=== Extracted data ===

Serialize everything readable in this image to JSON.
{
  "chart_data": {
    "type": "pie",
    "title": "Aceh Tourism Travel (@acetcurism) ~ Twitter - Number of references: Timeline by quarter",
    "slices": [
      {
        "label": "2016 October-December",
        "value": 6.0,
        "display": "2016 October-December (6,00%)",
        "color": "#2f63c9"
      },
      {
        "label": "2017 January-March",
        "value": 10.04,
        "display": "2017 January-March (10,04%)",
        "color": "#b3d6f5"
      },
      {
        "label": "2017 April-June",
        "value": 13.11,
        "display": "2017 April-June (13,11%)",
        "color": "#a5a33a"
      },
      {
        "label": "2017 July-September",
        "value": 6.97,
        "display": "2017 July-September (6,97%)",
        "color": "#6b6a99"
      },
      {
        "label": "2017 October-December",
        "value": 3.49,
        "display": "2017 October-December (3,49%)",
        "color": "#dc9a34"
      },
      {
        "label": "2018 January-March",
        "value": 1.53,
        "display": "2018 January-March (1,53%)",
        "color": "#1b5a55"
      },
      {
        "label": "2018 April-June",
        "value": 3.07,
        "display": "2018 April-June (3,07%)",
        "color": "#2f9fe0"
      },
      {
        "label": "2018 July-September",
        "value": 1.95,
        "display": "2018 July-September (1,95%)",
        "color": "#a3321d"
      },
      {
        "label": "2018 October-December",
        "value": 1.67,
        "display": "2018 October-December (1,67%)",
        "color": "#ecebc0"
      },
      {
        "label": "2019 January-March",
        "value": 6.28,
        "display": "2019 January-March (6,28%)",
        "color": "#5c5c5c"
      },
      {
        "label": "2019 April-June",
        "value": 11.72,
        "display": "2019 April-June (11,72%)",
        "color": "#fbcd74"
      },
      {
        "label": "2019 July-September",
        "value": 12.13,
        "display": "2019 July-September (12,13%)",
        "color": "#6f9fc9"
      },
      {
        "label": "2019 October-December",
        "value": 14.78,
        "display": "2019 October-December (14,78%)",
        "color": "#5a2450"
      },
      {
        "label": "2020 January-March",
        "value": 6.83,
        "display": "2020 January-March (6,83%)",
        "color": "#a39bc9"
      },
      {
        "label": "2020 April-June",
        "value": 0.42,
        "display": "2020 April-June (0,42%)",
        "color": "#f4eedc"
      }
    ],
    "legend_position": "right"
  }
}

===

Task prompt
Each line containing the word "December" counts once; say how many such lines there are, giving only the number.

Answer in full
8